[Stored data]
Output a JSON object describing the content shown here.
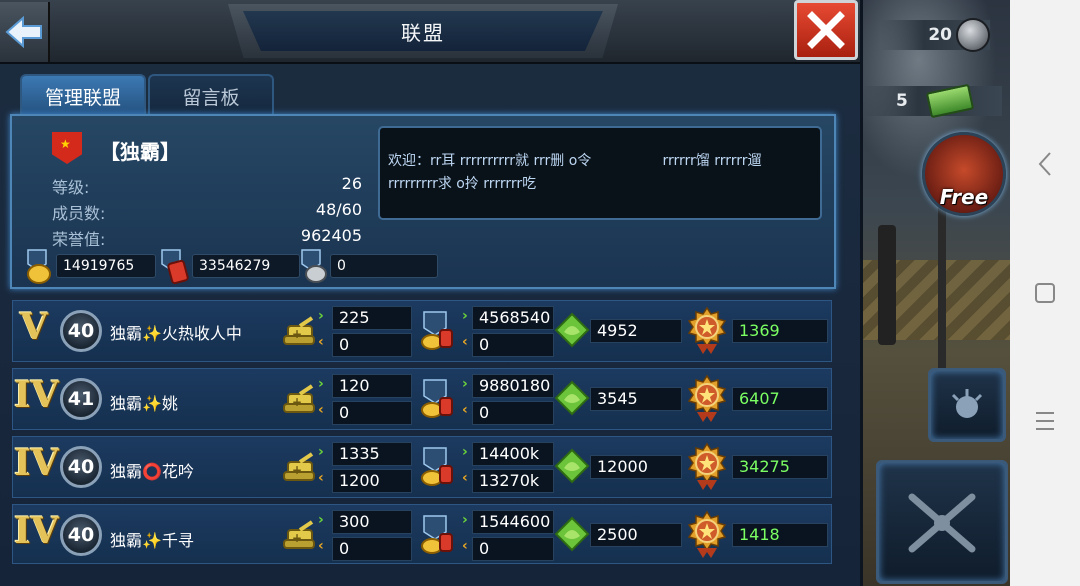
{
  "header": {
    "title": "联盟"
  },
  "tabs": [
    {
      "label": "管理联盟",
      "active": true
    },
    {
      "label": "留言板",
      "active": false
    }
  ],
  "guild": {
    "name": "【独霸】",
    "stats": [
      {
        "label": "等级:",
        "value": "26"
      },
      {
        "label": "成员数:",
        "value": "48/60"
      },
      {
        "label": "荣誉值:",
        "value": "962405"
      }
    ],
    "resources": [
      {
        "icon": "gold-coin-icon",
        "value": "14919765"
      },
      {
        "icon": "fuel-barrel-icon",
        "value": "33546279"
      },
      {
        "icon": "silver-coin-icon",
        "value": "0"
      }
    ],
    "welcome_line1": "欢迎：rr耳 rrrrrrrrrr就 rrr删 o令                rrrrrr馏 rrrrrr遛",
    "welcome_line2": "rrrrrrrrr求 o拎 rrrrrrr吃"
  },
  "members": [
    {
      "rank": "V",
      "level": "40",
      "name": "独霸✨火热收人中",
      "donate_in": "225",
      "donate_out": "0",
      "res_in": "4568540",
      "res_out": "0",
      "wreath": "4952",
      "medal": "1369"
    },
    {
      "rank": "IV",
      "level": "41",
      "name": "独霸✨姚",
      "donate_in": "120",
      "donate_out": "0",
      "res_in": "9880180",
      "res_out": "0",
      "wreath": "3545",
      "medal": "6407"
    },
    {
      "rank": "IV",
      "level": "40",
      "name": "独霸⭕花吟",
      "donate_in": "1335",
      "donate_out": "1200",
      "res_in": "14400k",
      "res_out": "13270k",
      "wreath": "12000",
      "medal": "34275"
    },
    {
      "rank": "IV",
      "level": "40",
      "name": "独霸✨千寻",
      "donate_in": "300",
      "donate_out": "0",
      "res_in": "1544600",
      "res_out": "0",
      "wreath": "2500",
      "medal": "1418"
    }
  ],
  "hud": {
    "coins": "20",
    "cash": "5",
    "free_label": "Free"
  },
  "colors": {
    "accent_blue": "#4f86b8",
    "close_red": "#d8321c",
    "medal_green": "#7bff63",
    "rank_gold": "#e3c25a"
  }
}
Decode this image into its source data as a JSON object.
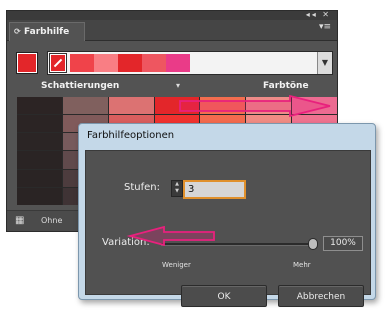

→ WRITTEN PROBLEM:
Using the listing above, pull out all lines that hold the word "object".

→ OUTPUT BELOW:
Output a JSON object describing the content shown here.
Decode this image into its source data as a JSON object.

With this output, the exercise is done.